RECORD EXCERPTS:

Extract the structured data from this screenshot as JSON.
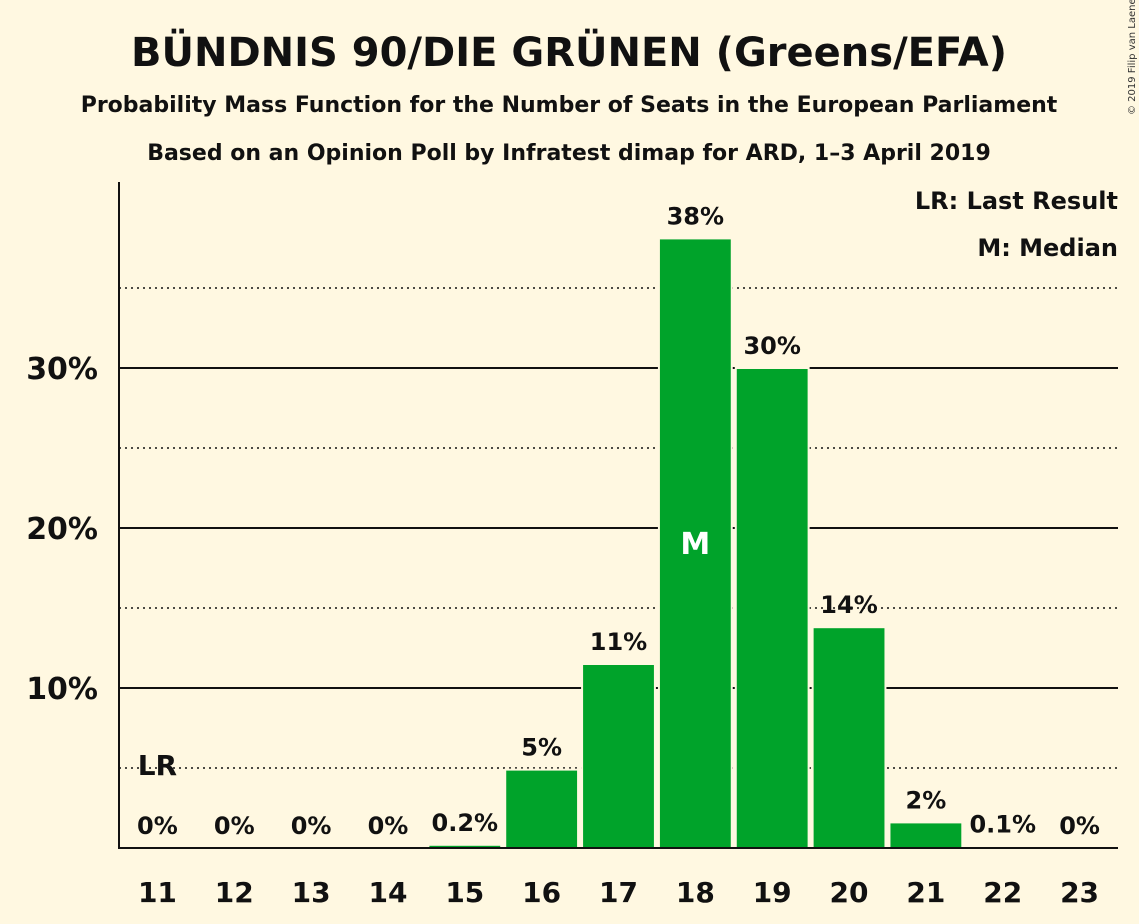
{
  "header": {
    "title": "BÜNDNIS 90/DIE GRÜNEN (Greens/EFA)",
    "subtitle1": "Probability Mass Function for the Number of Seats in the European Parliament",
    "subtitle2": "Based on an Opinion Poll by Infratest dimap for ARD, 1–3 April 2019",
    "copyright": "© 2019 Filip van Laenen"
  },
  "legend": {
    "last_result": "LR: Last Result",
    "median": "M: Median"
  },
  "markers": {
    "last_result_label": "LR",
    "last_result_seats": 11,
    "last_result_value": 5,
    "median_label": "M",
    "median_seats": 18
  },
  "chart_data": {
    "type": "bar",
    "categories": [
      "11",
      "12",
      "13",
      "14",
      "15",
      "16",
      "17",
      "18",
      "19",
      "20",
      "21",
      "22",
      "23"
    ],
    "values": [
      0,
      0,
      0,
      0,
      0.2,
      4.9,
      11.5,
      38.1,
      30.0,
      13.8,
      1.6,
      0.1,
      0
    ],
    "data_labels": [
      "0%",
      "0%",
      "0%",
      "0%",
      "0.2%",
      "5%",
      "11%",
      "38%",
      "30%",
      "14%",
      "2%",
      "0.1%",
      "0%"
    ],
    "ylim": [
      0,
      40
    ],
    "yticks": [
      {
        "value": 10,
        "label": "10%"
      },
      {
        "value": 20,
        "label": "20%"
      },
      {
        "value": 30,
        "label": "30%"
      }
    ],
    "minor_gridlines": [
      5,
      15,
      25,
      35
    ],
    "bar_color": "#00a32a",
    "legend_position": "top-right"
  }
}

TASK:
Transcribe the material as is, with images omitted.

THE RESPONSE:
Extract the structured data from this screenshot as JSON.
{
  "header": {
    "title": "BÜNDNIS 90/DIE GRÜNEN (Greens/EFA)",
    "subtitle1": "Probability Mass Function for the Number of Seats in the European Parliament",
    "subtitle2": "Based on an Opinion Poll by Infratest dimap for ARD, 1–3 April 2019",
    "copyright": "© 2019 Filip van Laenen"
  },
  "legend": {
    "last_result": "LR: Last Result",
    "median": "M: Median"
  },
  "markers": {
    "last_result_label": "LR",
    "last_result_seats": 11,
    "last_result_value": 5,
    "median_label": "M",
    "median_seats": 18
  },
  "chart_data": {
    "type": "bar",
    "categories": [
      "11",
      "12",
      "13",
      "14",
      "15",
      "16",
      "17",
      "18",
      "19",
      "20",
      "21",
      "22",
      "23"
    ],
    "values": [
      0,
      0,
      0,
      0,
      0.2,
      4.9,
      11.5,
      38.1,
      30.0,
      13.8,
      1.6,
      0.1,
      0
    ],
    "data_labels": [
      "0%",
      "0%",
      "0%",
      "0%",
      "0.2%",
      "5%",
      "11%",
      "38%",
      "30%",
      "14%",
      "2%",
      "0.1%",
      "0%"
    ],
    "ylim": [
      0,
      40
    ],
    "yticks": [
      {
        "value": 10,
        "label": "10%"
      },
      {
        "value": 20,
        "label": "20%"
      },
      {
        "value": 30,
        "label": "30%"
      }
    ],
    "minor_gridlines": [
      5,
      15,
      25,
      35
    ],
    "bar_color": "#00a32a",
    "legend_position": "top-right"
  }
}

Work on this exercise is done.